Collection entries
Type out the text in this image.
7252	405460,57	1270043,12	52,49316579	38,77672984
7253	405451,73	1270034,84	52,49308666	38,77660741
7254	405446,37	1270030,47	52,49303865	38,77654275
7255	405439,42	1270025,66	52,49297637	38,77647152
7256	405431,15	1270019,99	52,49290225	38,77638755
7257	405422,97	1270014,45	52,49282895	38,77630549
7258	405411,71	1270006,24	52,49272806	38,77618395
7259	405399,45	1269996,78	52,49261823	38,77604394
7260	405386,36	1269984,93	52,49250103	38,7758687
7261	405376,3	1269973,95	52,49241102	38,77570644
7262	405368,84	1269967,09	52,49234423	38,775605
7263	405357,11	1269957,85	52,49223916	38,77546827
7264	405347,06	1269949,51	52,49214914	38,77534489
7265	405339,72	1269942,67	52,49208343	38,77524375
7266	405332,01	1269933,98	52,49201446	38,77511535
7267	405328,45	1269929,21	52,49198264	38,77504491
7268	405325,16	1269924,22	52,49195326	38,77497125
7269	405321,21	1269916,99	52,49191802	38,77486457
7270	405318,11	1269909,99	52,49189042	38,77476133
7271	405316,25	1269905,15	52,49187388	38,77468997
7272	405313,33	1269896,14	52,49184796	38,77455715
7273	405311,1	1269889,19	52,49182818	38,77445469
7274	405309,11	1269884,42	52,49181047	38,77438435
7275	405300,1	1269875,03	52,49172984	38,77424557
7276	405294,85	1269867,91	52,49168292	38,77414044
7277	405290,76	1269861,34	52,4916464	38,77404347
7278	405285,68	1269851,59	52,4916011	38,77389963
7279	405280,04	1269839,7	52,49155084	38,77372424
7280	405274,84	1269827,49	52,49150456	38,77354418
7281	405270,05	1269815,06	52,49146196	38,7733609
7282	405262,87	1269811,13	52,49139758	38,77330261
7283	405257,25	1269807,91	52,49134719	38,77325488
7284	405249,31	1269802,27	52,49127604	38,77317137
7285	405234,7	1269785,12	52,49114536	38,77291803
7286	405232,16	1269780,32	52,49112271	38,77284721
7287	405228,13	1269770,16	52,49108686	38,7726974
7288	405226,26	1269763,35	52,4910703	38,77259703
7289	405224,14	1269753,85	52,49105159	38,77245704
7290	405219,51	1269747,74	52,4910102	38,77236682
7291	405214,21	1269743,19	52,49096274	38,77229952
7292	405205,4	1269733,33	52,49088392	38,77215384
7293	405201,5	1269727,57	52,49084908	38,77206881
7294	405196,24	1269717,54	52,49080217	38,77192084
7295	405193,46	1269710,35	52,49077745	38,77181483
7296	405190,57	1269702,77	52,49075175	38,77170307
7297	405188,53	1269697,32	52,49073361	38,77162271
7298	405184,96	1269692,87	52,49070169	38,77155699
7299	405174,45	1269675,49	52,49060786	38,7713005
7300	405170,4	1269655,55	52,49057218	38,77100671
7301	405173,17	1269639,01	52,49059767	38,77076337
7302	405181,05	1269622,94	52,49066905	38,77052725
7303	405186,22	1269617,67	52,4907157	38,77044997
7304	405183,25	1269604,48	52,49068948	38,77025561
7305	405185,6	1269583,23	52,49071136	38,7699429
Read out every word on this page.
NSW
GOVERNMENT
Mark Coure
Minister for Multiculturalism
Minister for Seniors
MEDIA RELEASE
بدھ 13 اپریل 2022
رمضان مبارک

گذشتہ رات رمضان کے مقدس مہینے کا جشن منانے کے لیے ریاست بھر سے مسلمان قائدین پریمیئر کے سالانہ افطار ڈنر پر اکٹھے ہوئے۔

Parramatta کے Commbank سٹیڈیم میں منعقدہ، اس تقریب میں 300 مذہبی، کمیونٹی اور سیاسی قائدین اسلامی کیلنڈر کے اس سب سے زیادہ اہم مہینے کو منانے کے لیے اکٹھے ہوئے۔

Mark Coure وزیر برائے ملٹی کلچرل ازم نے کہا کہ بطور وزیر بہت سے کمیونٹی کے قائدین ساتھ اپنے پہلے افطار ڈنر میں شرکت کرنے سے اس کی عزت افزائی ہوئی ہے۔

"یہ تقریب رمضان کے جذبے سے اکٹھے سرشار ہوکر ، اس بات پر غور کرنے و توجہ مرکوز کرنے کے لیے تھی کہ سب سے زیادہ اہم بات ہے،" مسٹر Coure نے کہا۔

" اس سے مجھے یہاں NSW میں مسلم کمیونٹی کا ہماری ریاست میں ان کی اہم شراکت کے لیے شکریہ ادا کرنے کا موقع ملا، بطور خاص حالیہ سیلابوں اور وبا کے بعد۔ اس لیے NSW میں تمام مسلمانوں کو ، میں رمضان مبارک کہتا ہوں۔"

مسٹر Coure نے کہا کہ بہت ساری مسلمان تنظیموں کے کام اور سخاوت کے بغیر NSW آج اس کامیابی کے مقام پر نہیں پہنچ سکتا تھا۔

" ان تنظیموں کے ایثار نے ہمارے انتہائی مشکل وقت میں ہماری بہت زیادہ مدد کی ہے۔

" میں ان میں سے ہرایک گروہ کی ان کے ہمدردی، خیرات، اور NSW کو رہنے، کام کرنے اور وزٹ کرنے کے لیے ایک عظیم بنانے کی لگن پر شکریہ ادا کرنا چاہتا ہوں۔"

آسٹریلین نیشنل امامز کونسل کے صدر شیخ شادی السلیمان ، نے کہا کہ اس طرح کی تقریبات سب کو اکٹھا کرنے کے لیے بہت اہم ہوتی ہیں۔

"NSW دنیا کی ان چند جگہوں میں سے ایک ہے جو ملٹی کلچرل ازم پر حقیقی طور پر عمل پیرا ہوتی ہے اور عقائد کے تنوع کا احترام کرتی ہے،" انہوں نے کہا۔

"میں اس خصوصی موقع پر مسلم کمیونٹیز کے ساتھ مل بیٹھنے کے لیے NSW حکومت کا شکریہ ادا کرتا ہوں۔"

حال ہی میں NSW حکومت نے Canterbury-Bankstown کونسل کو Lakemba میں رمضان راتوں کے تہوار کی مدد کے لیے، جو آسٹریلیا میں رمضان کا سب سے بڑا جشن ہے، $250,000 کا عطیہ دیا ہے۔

▶ _What you will do_: Note how many lines in the material hold the word "مسٹر", and give that number with nothing added.

▶ _Exercise result_: 2